>> begin

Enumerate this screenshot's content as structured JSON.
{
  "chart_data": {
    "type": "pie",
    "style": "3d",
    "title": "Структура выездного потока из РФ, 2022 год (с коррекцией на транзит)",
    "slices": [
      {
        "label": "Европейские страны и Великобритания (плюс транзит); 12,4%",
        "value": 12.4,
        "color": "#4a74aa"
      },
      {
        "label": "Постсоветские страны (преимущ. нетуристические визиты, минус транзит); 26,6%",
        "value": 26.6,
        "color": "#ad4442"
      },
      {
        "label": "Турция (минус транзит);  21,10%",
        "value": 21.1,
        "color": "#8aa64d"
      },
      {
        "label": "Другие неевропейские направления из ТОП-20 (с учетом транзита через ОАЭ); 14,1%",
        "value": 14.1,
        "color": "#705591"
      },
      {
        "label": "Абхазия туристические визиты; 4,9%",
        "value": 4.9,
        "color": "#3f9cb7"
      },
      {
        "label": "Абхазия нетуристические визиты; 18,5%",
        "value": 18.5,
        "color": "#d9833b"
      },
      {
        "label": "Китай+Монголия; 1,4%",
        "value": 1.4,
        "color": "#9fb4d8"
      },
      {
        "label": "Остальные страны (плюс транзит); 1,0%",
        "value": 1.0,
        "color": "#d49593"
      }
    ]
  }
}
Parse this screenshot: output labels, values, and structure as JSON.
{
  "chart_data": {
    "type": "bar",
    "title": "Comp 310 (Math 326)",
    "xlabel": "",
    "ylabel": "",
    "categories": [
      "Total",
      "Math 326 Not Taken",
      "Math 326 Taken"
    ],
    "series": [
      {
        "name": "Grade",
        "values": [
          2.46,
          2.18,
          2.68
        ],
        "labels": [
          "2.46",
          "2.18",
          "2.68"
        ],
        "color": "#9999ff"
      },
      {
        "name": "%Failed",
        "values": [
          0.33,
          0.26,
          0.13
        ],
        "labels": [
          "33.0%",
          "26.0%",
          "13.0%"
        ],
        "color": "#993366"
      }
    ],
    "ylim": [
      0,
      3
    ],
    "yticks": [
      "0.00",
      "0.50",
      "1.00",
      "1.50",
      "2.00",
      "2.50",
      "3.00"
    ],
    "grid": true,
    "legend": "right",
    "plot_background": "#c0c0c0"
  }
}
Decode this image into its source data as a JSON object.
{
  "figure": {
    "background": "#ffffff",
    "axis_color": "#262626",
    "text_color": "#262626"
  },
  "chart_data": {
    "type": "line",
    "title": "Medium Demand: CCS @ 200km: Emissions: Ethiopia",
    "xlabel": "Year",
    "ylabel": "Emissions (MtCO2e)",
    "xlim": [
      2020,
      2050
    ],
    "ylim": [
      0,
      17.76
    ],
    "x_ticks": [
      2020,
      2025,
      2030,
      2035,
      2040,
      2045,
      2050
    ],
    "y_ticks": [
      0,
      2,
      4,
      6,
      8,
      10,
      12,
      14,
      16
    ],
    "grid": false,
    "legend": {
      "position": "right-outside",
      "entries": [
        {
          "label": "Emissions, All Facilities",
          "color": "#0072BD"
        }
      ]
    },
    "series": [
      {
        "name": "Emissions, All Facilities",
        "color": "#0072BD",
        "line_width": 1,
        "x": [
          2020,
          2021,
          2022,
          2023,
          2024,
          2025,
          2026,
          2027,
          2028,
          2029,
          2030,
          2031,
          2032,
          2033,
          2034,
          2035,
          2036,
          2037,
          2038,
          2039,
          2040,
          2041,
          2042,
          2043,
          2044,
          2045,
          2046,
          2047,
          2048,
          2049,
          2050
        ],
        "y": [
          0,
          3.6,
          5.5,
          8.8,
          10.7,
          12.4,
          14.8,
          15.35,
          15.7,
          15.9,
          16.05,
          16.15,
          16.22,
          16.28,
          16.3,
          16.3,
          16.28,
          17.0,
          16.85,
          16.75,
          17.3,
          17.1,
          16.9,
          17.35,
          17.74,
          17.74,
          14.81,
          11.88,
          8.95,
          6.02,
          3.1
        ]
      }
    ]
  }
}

>> end

## WHAT THE TASK REQUIRES
Give nothing but the number of lines containing the string "минус".

## SOLUTION FOR THIS TASK
2